» Written exercise
Copy out lines with the word "type" from the material that follows.

» Data to use
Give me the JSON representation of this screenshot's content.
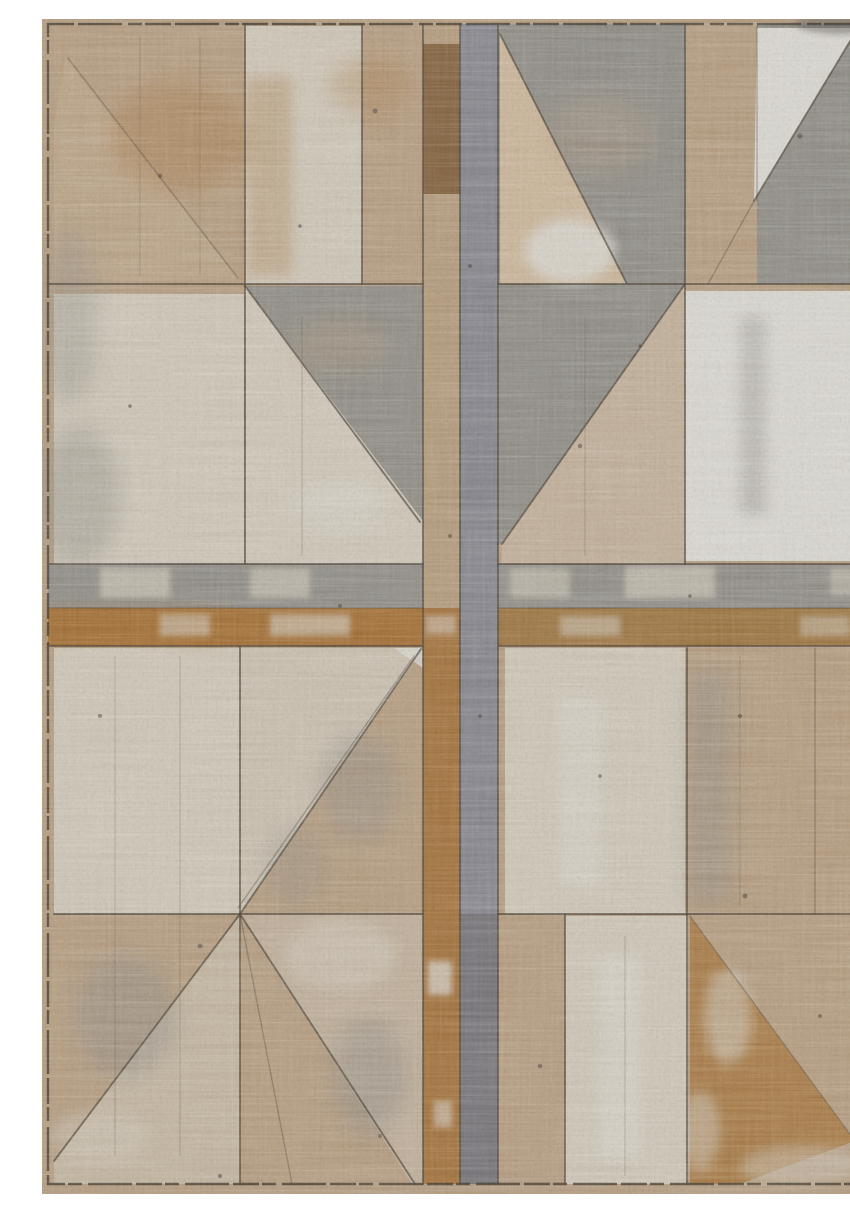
{
  "image": {
    "type": "product-photo",
    "subject": "Distressed geometric patchwork area rug",
    "alt": "Overhead product photo of a rectangular vintage-look area rug. A weathered geometric patchwork of tan, cream, warm gray and rust panels and triangles is divided by dark seam lines; a central cross made of a brown strip and a gray strip splits the rug into four quadrants, each holding cream rectangles and large gray or tan triangles, all over a woven, heavily distressed texture.",
    "orientation": "portrait",
    "style": "distressed geometric patchwork"
  },
  "palette": {
    "photo_white": "#ffffff",
    "base_tan": "#b29a7e",
    "strip_tan": "#b0987a",
    "cream": "#cbc3b4",
    "cream_soft": "#c6bcab",
    "white_panel": "#d7d4cd",
    "beige": "#c7b296",
    "gray": "#8d8a83",
    "gray_band": "#8e8b84",
    "gray_strip": "#84838a",
    "gray_dark": "#5d5a55",
    "rust_band": "#a06d36",
    "brown_band": "#9a7342",
    "brown_top": "#7d5c3a",
    "rust_strip": "#9e6c36",
    "seam_line": "#4a4136",
    "border_line": "#3f382d",
    "speck": "#4e443a"
  }
}
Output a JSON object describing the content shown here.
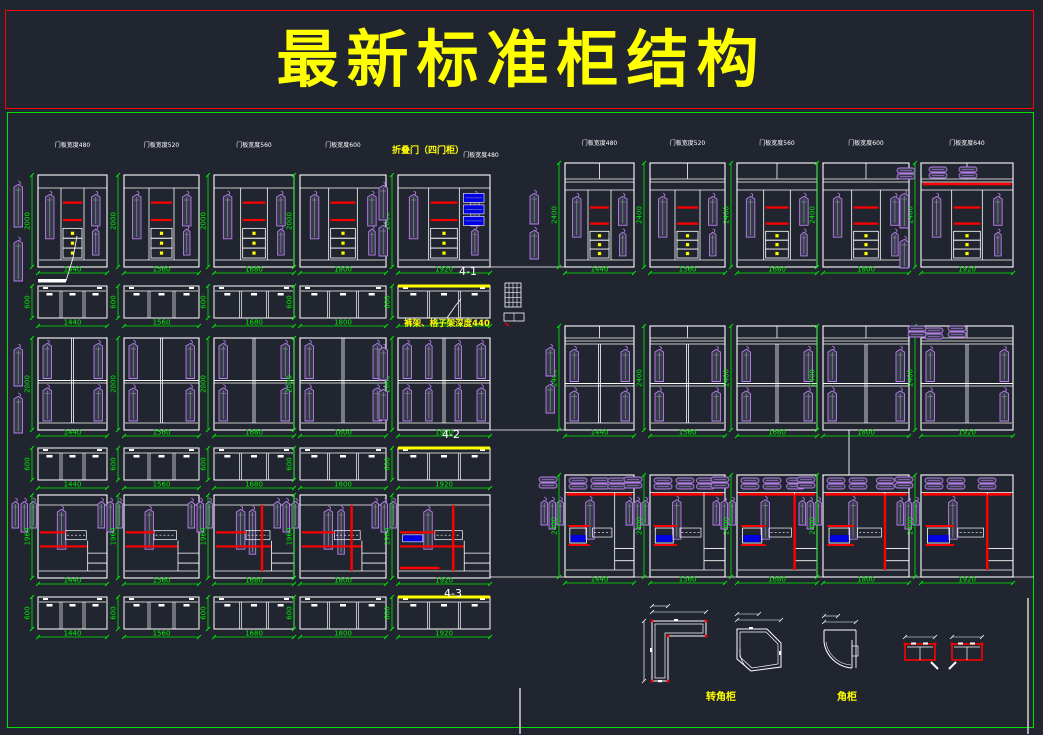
{
  "title": "最新标准柜结构",
  "colors": {
    "bg": "#20252f",
    "line": "#ffffff",
    "dim": "#00ee00",
    "shelf": "#ff0000",
    "clothes": "#bd7df2",
    "clothes_fill": "#343a47",
    "accent": "#ffff00",
    "blue": "#0000e0",
    "title_border": "#ff0000",
    "main_border": "#00e000"
  },
  "annotations": [
    {
      "text": "折叠门（四门柜）",
      "x": 428,
      "y": 153,
      "size": 9,
      "color": "accent",
      "bold": true
    },
    {
      "text": "门板宽度480",
      "x": 481,
      "y": 157,
      "size": 6,
      "color": "line",
      "bold": false
    },
    {
      "text": "4-1",
      "x": 468,
      "y": 275,
      "size": 11,
      "color": "line",
      "bold": false
    },
    {
      "text": "裤架、格子架深度440",
      "x": 447,
      "y": 326,
      "size": 8.5,
      "color": "accent",
      "bold": true
    },
    {
      "text": "4-2",
      "x": 451,
      "y": 438,
      "size": 11,
      "color": "line",
      "bold": false
    },
    {
      "text": "4-3",
      "x": 453,
      "y": 597,
      "size": 11,
      "color": "line",
      "bold": false
    },
    {
      "text": "转角柜",
      "x": 721,
      "y": 700,
      "size": 10,
      "color": "accent",
      "bold": true
    },
    {
      "text": "角柜",
      "x": 847,
      "y": 700,
      "size": 10,
      "color": "accent",
      "bold": true
    }
  ],
  "rows": [
    {
      "name": "wardrobes-2000-three-door",
      "type": "threeDoor",
      "y": 175,
      "h": 92,
      "hdim": "2000",
      "labelY": 147,
      "cabs": [
        {
          "x": 38,
          "w": 69,
          "dim": "1440",
          "label": "门板宽度480"
        },
        {
          "x": 124,
          "w": 75,
          "dim": "1560",
          "label": "门板宽度520"
        },
        {
          "x": 214,
          "w": 80,
          "dim": "1680",
          "label": "门板宽度560"
        },
        {
          "x": 300,
          "w": 86,
          "dim": "1800",
          "label": "门板宽度600"
        },
        {
          "x": 398,
          "w": 92,
          "dim": "1920",
          "blue": true
        }
      ],
      "topbox": {
        "y": 286,
        "h": 32,
        "hdim": "600",
        "yellowIdx": 4
      }
    },
    {
      "name": "wardrobes-2400-three-door",
      "type": "threeDoorTall",
      "y": 163,
      "h": 104,
      "hdim": "2400",
      "labelY": 145,
      "cabs": [
        {
          "x": 565,
          "w": 69,
          "dim": "1440",
          "label": "门板宽度480"
        },
        {
          "x": 650,
          "w": 75,
          "dim": "1560",
          "label": "门板宽度520"
        },
        {
          "x": 737,
          "w": 80,
          "dim": "1680",
          "label": "门板宽度560"
        },
        {
          "x": 823,
          "w": 86,
          "dim": "1800",
          "label": "门板宽度600"
        },
        {
          "x": 921,
          "w": 92,
          "dim": "1920",
          "label": "门板宽度640",
          "folded": true
        }
      ],
      "topbox": null
    },
    {
      "name": "wardrobes-2000-sliding",
      "type": "slide",
      "y": 338,
      "h": 92,
      "hdim": "2000",
      "cabs": [
        {
          "x": 38,
          "w": 69,
          "dim": "1440"
        },
        {
          "x": 124,
          "w": 75,
          "dim": "1560"
        },
        {
          "x": 214,
          "w": 80,
          "dim": "1680"
        },
        {
          "x": 300,
          "w": 86,
          "dim": "1800"
        },
        {
          "x": 398,
          "w": 92,
          "dim": "1920",
          "dense": true
        }
      ],
      "topbox": {
        "y": 448,
        "h": 32,
        "hdim": "600",
        "yellowIdx": 4
      }
    },
    {
      "name": "wardrobes-2400-sliding",
      "type": "slideTall",
      "y": 326,
      "h": 104,
      "hdim": "2400",
      "cabs": [
        {
          "x": 565,
          "w": 69,
          "dim": "1440"
        },
        {
          "x": 650,
          "w": 75,
          "dim": "1560"
        },
        {
          "x": 737,
          "w": 80,
          "dim": "1680"
        },
        {
          "x": 823,
          "w": 86,
          "dim": "1800"
        },
        {
          "x": 921,
          "w": 92,
          "dim": "1920",
          "folded": true
        }
      ],
      "topbox": null
    },
    {
      "name": "wardrobes-1960-combo",
      "type": "comboA",
      "y": 495,
      "h": 83,
      "hdim": "1960",
      "cabs": [
        {
          "x": 38,
          "w": 69,
          "dim": "1440"
        },
        {
          "x": 124,
          "w": 75,
          "dim": "1560"
        },
        {
          "x": 214,
          "w": 80,
          "dim": "1680",
          "redv": true
        },
        {
          "x": 300,
          "w": 86,
          "dim": "1800",
          "redv": true
        },
        {
          "x": 398,
          "w": 92,
          "dim": "1920",
          "redv": true,
          "blue": true
        }
      ],
      "topbox": {
        "y": 597,
        "h": 32,
        "hdim": "600",
        "yellowIdx": 4
      }
    },
    {
      "name": "wardrobes-2400-combo",
      "type": "comboB",
      "y": 475,
      "h": 102,
      "hdim": "2400",
      "cabs": [
        {
          "x": 565,
          "w": 69,
          "dim": "1440"
        },
        {
          "x": 650,
          "w": 75,
          "dim": "1560"
        },
        {
          "x": 737,
          "w": 80,
          "dim": "1680",
          "redv": true
        },
        {
          "x": 823,
          "w": 86,
          "dim": "1800",
          "redv": true
        },
        {
          "x": 921,
          "w": 92,
          "dim": "1920",
          "redv": true
        }
      ],
      "topbox": null
    }
  ],
  "extra_coats": [
    [
      14,
      181,
      46
    ],
    [
      14,
      237,
      44
    ],
    [
      379,
      182,
      38
    ],
    [
      379,
      222,
      34
    ],
    [
      530,
      190,
      34
    ],
    [
      530,
      227,
      32
    ],
    [
      900,
      190,
      38
    ],
    [
      900,
      236,
      32
    ],
    [
      14,
      344,
      42
    ],
    [
      14,
      393,
      40
    ],
    [
      379,
      344,
      36
    ],
    [
      379,
      386,
      34
    ],
    [
      546,
      344,
      32
    ],
    [
      546,
      381,
      32
    ]
  ],
  "extra_folded": [
    [
      897,
      168
    ],
    [
      908,
      326
    ],
    [
      948,
      326
    ]
  ],
  "plain_lines": [
    {
      "x1": 486,
      "y1": 267,
      "x2": 566,
      "y2": 267,
      "c": "line",
      "w": 0.8
    },
    {
      "x1": 490,
      "y1": 430,
      "x2": 566,
      "y2": 430,
      "c": "line",
      "w": 0.8
    },
    {
      "x1": 490,
      "y1": 577,
      "x2": 1034,
      "y2": 577,
      "c": "line",
      "w": 0.8
    },
    {
      "x1": 849,
      "y1": 430,
      "x2": 849,
      "y2": 482,
      "c": "line",
      "w": 0.9
    },
    {
      "x1": 520,
      "y1": 688,
      "x2": 520,
      "y2": 734,
      "c": "line",
      "w": 1.2
    },
    {
      "x1": 1028,
      "y1": 598,
      "x2": 1028,
      "y2": 734,
      "c": "line",
      "w": 1.2
    }
  ],
  "leaders": [
    "66,281 73,258 77,236",
    "447,318 456,305 461,299"
  ],
  "corner_plans": {
    "l_shape_x": 652,
    "l_shape_y": 621,
    "diagonal_x": 737,
    "diagonal_y": 629,
    "quarter_x": 824,
    "quarter_y": 630,
    "detail1_x": 905,
    "detail1_y": 644,
    "detail2_x": 952,
    "detail2_y": 644
  }
}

» Result of the exercise
    "type": "product-photo",
      "type": "threeDoor",
      "type": "threeDoorTall",
      "type": "slide",
      "type": "slideTall",
      "type": "comboA",
      "type": "comboB",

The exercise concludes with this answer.